**WHAT IS ASKED**
Report every line in the listing that contains the string "الجنة".

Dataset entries
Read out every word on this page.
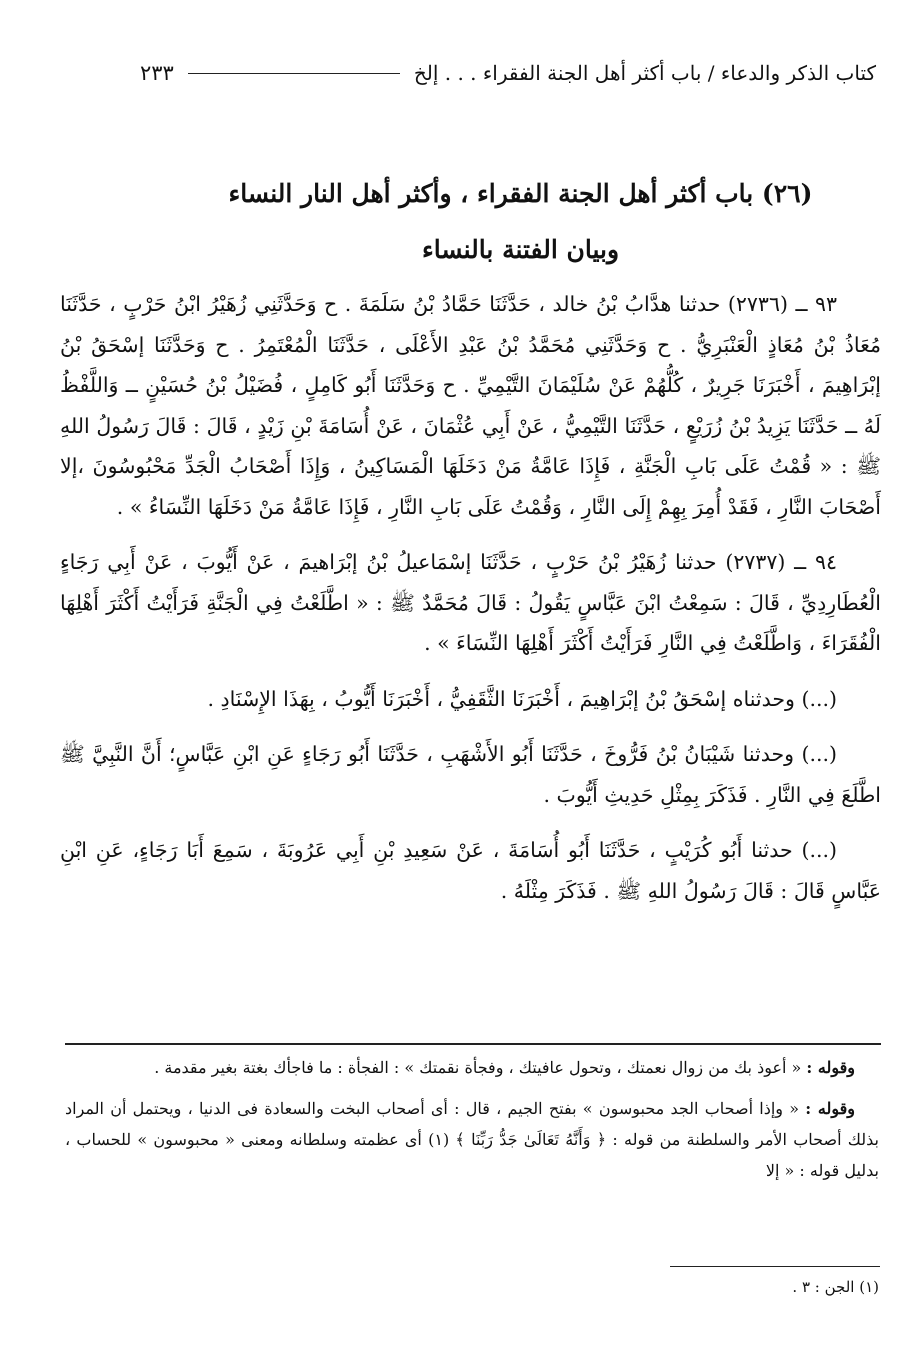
كتاب الذكر والدعاء / باب أكثر أهل الجنة الفقراء . . . إلخ
٢٣٣
(٢٦) باب أكثر أهل الجنة الفقراء ، وأكثر أهل النار النساء
وبيان الفتنة بالنساء

٩٣ ــ (٢٧٣٦) حدثنا هدَّابُ بْنُ خالد ، حَدَّثَنَا حَمَّادُ بْنُ سَلَمَةَ . ح وَحَدَّثَنِي زُهَيْرُ ابْنُ حَرْبٍ ، حَدَّثَنَا مُعَاذُ بْنُ مُعَاذٍ الْعَنْبَرِيُّ . ح وَحَدَّثَنِي مُحَمَّدُ بْنُ عَبْدِ الأَعْلَى ، حَدَّثَنَا الْمُعْتَمِرُ . ح وَحَدَّثَنَا إسْحَقُ بْنُ إبْرَاهِيمَ ، أَخْبَرَنَا جَرِيرٌ ، كُلُّهُمْ عَنْ سُلَيْمَانَ التَّيْمِيِّ . ح وَحَدَّثَنَا أَبُو كَامِلٍ ، فُضَيْلُ بْنُ حُسَيْنٍ ــ وَاللَّفْظُ لَهُ ــ حَدَّثَنَا يَزِيدُ بْنُ زُرَيْعٍ ، حَدَّثَنَا التَّيْمِيُّ ، عَنْ أَبِي عُثْمَانَ ، عَنْ أُسَامَةَ بْنِ زَيْدٍ ، قَالَ : قَالَ رَسُولُ اللهِ ﷺ : « قُمْتُ عَلَى بَابِ الْجَنَّةِ ، فَإِذَا عَامَّةُ مَنْ دَخَلَهَا الْمَسَاكِينُ ، وَإِذَا أَصْحَابُ الْجَدِّ مَحْبُوسُونَ ،إلا أَصْحَابَ النَّارِ ، فَقَدْ أُمِرَ بِهِمْ إِلَى النَّارِ ، وَقُمْتُ عَلَى بَابِ النَّارِ ، فَإِذَا عَامَّةُ مَنْ دَخَلَهَا النِّسَاءُ » .

٩٤ ــ (٢٧٣٧) حدثنا زُهَيْرُ بْنُ حَرْبٍ ، حَدَّثَنَا إسْمَاعيلُ بْنُ إبْرَاهيمَ ، عَنْ أَيُّوبَ ، عَنْ أَبِي رَجَاءٍ الْعُطَارِدِيِّ ، قَالَ : سَمِعْتُ ابْنَ عَبَّاسٍ يَقُولُ : قَالَ مُحَمَّدٌ ﷺ : « اطَّلَعْتُ فِي الْجَنَّةِ فَرَأَيْتُ أَكْثَرَ أَهْلِهَا الْفُقَرَاءَ ، وَاطَّلَعْتُ فِي النَّارِ فَرَأَيْتُ أَكْثَرَ أَهْلِهَا النِّسَاءَ » .

(...) وحدثناه إسْحَقُ بْنُ إبْرَاهِيمَ ، أَخْبَرَنَا الثَّقَفِيُّ ، أَخْبَرَنَا أَيُّوبُ ، بِهَذَا الإِسْنَادِ .

(...) وحدثنا شَيْبَانُ بْنُ فَرُّوخَ ، حَدَّثَنَا أَبُو الأَشْهَبِ ، حَدَّثَنَا أَبُو رَجَاءٍ عَنِ ابْنِ عَبَّاسٍ؛ أَنَّ النَّبِيَّ ﷺ اطَّلَعَ فِي النَّارِ . فَذَكَرَ بِمِثْلِ حَدِيثِ أَيُّوبَ .

(...) حدثنا أَبُو كُرَيْبٍ ، حَدَّثَنَا أَبُو أُسَامَةَ ، عَنْ سَعِيدِ بْنِ أَبِي عَرُوبَةَ ، سَمِعَ أَبَا رَجَاءٍ، عَنِ ابْنِ عَبَّاسٍ قَالَ : قَالَ رَسُولُ اللهِ ﷺ . فَذَكَرَ مِثْلَهُ .

وقوله : « أعوذ بك من زوال نعمتك ، وتحول عافيتك ، وفجأة نقمتك » : الفجأة : ما فاجأك بغتة بغير مقدمة .

وقوله : « وإذا أصحاب الجد محبوسون » بفتح الجيم ، قال : أى أصحاب البخت والسعادة فى الدنيا ، ويحتمل أن المراد بذلك أصحاب الأمر والسلطنة من قوله : ﴿ وَأَنَّهُ تَعَالَىٰ جَدُّ رَبِّنَا ﴾ (١) أى عظمته وسلطانه ومعنى « محبوسون » للحساب ، بدليل قوله : « إلا

(١) الجن : ٣ .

**EXERCISE ANSWER**
كتاب الذكر والدعاء / باب أكثر أهل الجنة الفقراء . . . إلخ
(٢٦) باب أكثر أهل الجنة الفقراء ، وأكثر أهل النار النساء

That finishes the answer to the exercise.